Supplied material:
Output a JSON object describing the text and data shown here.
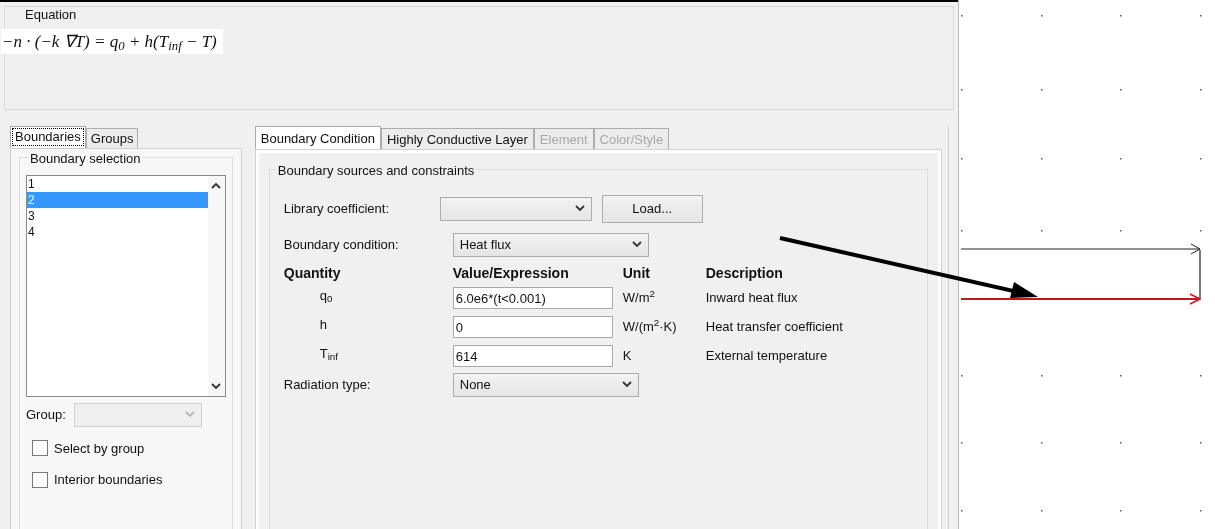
{
  "equation": {
    "label": "Equation",
    "formula": "−n · (−k ∇T) = q$_{0}$ + h(T$_{inf}$ − T)"
  },
  "left_tabs": [
    {
      "label": "Boundaries",
      "selected": true
    },
    {
      "label": "Groups",
      "selected": false
    }
  ],
  "boundary_selection": {
    "title": "Boundary selection",
    "items": [
      {
        "label": "1",
        "selected": false
      },
      {
        "label": "2",
        "selected": true
      },
      {
        "label": "3",
        "selected": false
      },
      {
        "label": "4",
        "selected": false
      }
    ],
    "group_label": "Group:",
    "group_disabled": true,
    "checkboxes": [
      {
        "label": "Select by group",
        "checked": false
      },
      {
        "label": "Interior boundaries",
        "checked": false
      }
    ]
  },
  "right_tabs": [
    {
      "label": "Boundary Condition",
      "selected": true,
      "disabled": false
    },
    {
      "label": "Highly Conductive Layer",
      "selected": false,
      "disabled": false
    },
    {
      "label": "Element",
      "selected": false,
      "disabled": true
    },
    {
      "label": "Color/Style",
      "selected": false,
      "disabled": true
    }
  ],
  "sources": {
    "title": "Boundary sources and constraints",
    "library_label": "Library coefficient:",
    "load_button": "Load...",
    "condition_label": "Boundary condition:",
    "condition_value": "Heat flux",
    "columns": [
      "Quantity",
      "Value/Expression",
      "Unit",
      "Description"
    ],
    "rows": [
      {
        "quantity": "q$_{0}$",
        "value": "6.0e6*(t<0.001)",
        "unit": "W/m$^{2}$",
        "description": "Inward heat flux"
      },
      {
        "quantity": "h",
        "value": "0",
        "unit": "W/(m$^{2}$·K)",
        "description": "Heat transfer coefficient"
      },
      {
        "quantity": "T$_{inf}$",
        "value": "614",
        "unit": "K",
        "description": "External temperature"
      }
    ],
    "radiation_label": "Radiation type:",
    "radiation_value": "None"
  }
}
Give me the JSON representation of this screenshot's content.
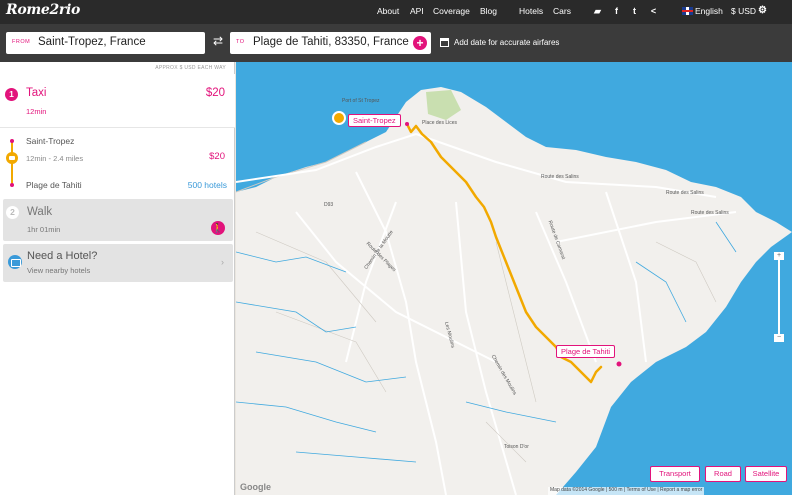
{
  "header": {
    "logo": "Rome2rio",
    "nav": [
      "About",
      "API",
      "Coverage",
      "Blog",
      "Hotels",
      "Cars"
    ],
    "icons": [
      "chat-icon",
      "facebook-icon",
      "twitter-icon",
      "share-icon"
    ],
    "language": "English",
    "currency": "$ USD"
  },
  "search": {
    "from_label": "FROM",
    "from_value": "Saint-Tropez, France",
    "to_label": "TO",
    "to_value": "Plage de Tahiti, 83350, France",
    "add_date": "Add date for accurate airfares"
  },
  "sidebar": {
    "approx": "APPROX $ USD EACH WAY",
    "segment1": {
      "num": "1",
      "title": "Taxi",
      "duration": "12min",
      "price": "$20"
    },
    "detail": {
      "from": "Saint-Tropez",
      "info": "12min - 2.4 miles",
      "price": "$20",
      "to": "Plage de Tahiti",
      "hotels": "500 hotels"
    },
    "segment2": {
      "num": "2",
      "title": "Walk",
      "duration": "1hr 01min"
    },
    "hotel": {
      "title": "Need a Hotel?",
      "sub": "View nearby hotels"
    }
  },
  "map": {
    "labels": {
      "port": "Port of St Tropez",
      "place": "Place des Lices",
      "salins1": "Route des Salins",
      "salins2": "Route des Salins",
      "salins3": "Route des Salins",
      "chemin_moulins": "Chemin de la Moutte",
      "plages": "Route des Plages",
      "moulins": "Les Moulins",
      "camarat": "Route de Camarat",
      "tahiti_road": "Chemin des Moulins",
      "toison": "Toison D'or",
      "d93": "D93"
    },
    "pin_start": "Saint-Tropez",
    "pin_end": "Plage de Tahiti",
    "buttons": {
      "transport": "Transport",
      "road": "Road",
      "satellite": "Satellite"
    },
    "google": "Google",
    "footer": "Map data ©2014 Google  |  500 m  |  Terms of Use  |  Report a map error"
  },
  "colors": {
    "accent": "#e2137b",
    "route": "#f2a900",
    "sea": "#40a9df",
    "land": "#f2f0ed"
  }
}
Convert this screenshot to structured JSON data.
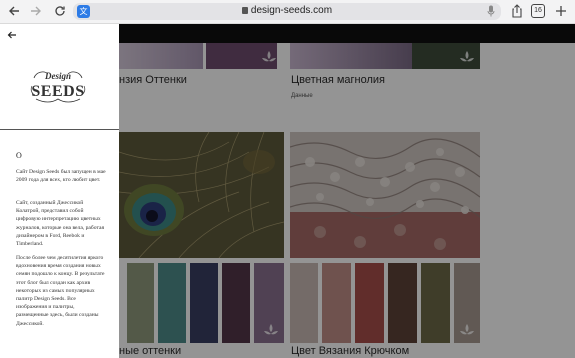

Given task: Please copy exactly the lines from the one containing "Give me the" through the last line of the records above, both included, and leave out any pictures.

Completed exercise:
Give me the JSON representation of this screenshot's content.
{
  "header": {
    "logo": "Rome2rio",
    "nav": [
      "About",
      "API",
      "Coverage",
      "Blog",
      "Hotels",
      "Cars"
    ],
    "icons": [
      "chat-icon",
      "facebook-icon",
      "twitter-icon",
      "share-icon"
    ],
    "language": "English",
    "currency": "$ USD"
  },
  "search": {
    "from_label": "FROM",
    "from_value": "Saint-Tropez, France",
    "to_label": "TO",
    "to_value": "Plage de Tahiti, 83350, France",
    "add_date": "Add date for accurate airfares"
  },
  "sidebar": {
    "approx": "APPROX $ USD EACH WAY",
    "segment1": {
      "num": "1",
      "title": "Taxi",
      "duration": "12min",
      "price": "$20"
    },
    "detail": {
      "from": "Saint-Tropez",
      "info": "12min - 2.4 miles",
      "price": "$20",
      "to": "Plage de Tahiti",
      "hotels": "500 hotels"
    },
    "segment2": {
      "num": "2",
      "title": "Walk",
      "duration": "1hr 01min"
    },
    "hotel": {
      "title": "Need a Hotel?",
      "sub": "View nearby hotels"
    }
  },
  "map": {
    "labels": {
      "port": "Port of St Tropez",
      "place": "Place des Lices",
      "salins1": "Route des Salins",
      "salins2": "Route des Salins",
      "salins3": "Route des Salins",
      "chemin_moulins": "Chemin de la Moutte",
      "plages": "Route des Plages",
      "moulins": "Les Moulins",
      "camarat": "Route de Camarat",
      "tahiti_road": "Chemin des Moulins",
      "toison": "Toison D'or",
      "d93": "D93"
    },
    "pin_start": "Saint-Tropez",
    "pin_end": "Plage de Tahiti",
    "buttons": {
      "transport": "Transport",
      "road": "Road",
      "satellite": "Satellite"
    },
    "google": "Google",
    "footer": "Map data ©2014 Google  |  500 m  |  Terms of Use  |  Report a map error"
  },
  "colors": {
    "accent": "#e2137b",
    "route": "#f2a900",
    "sea": "#40a9df",
    "land": "#f2f0ed"
  }
}
Convert this screenshot to structured JSON data.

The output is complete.